■ **Stated problem**: Reproduce the material in full, exactly as written.

[Data entries]

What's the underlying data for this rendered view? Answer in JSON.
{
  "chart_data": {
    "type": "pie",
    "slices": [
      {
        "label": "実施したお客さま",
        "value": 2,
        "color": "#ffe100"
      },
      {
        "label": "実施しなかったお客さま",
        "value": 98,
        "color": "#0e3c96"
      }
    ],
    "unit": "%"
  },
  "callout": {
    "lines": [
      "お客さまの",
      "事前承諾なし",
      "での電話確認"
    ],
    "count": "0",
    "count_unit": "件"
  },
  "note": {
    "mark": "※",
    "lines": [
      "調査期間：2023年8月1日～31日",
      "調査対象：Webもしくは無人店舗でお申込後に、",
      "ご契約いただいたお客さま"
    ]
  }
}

■ **Response for this exercise**:
What's the underlying data for this rendered view? Answer in JSON.
{
  "chart_data": {
    "type": "pie",
    "slices": [
      {
        "label": "実施したお客さま",
        "value": 2,
        "color": "#ffe100"
      },
      {
        "label": "実施しなかったお客さま",
        "value": 98,
        "color": "#0e3c96"
      }
    ],
    "unit": "%"
  },
  "callout": {
    "lines": [
      "お客さまの",
      "事前承諾なし",
      "での電話確認"
    ],
    "count": "0",
    "count_unit": "件"
  },
  "note": {
    "mark": "※",
    "lines": [
      "調査期間：2023年8月1日～31日",
      "調査対象：Webもしくは無人店舗でお申込後に、",
      "ご契約いただいたお客さま"
    ]
  }
}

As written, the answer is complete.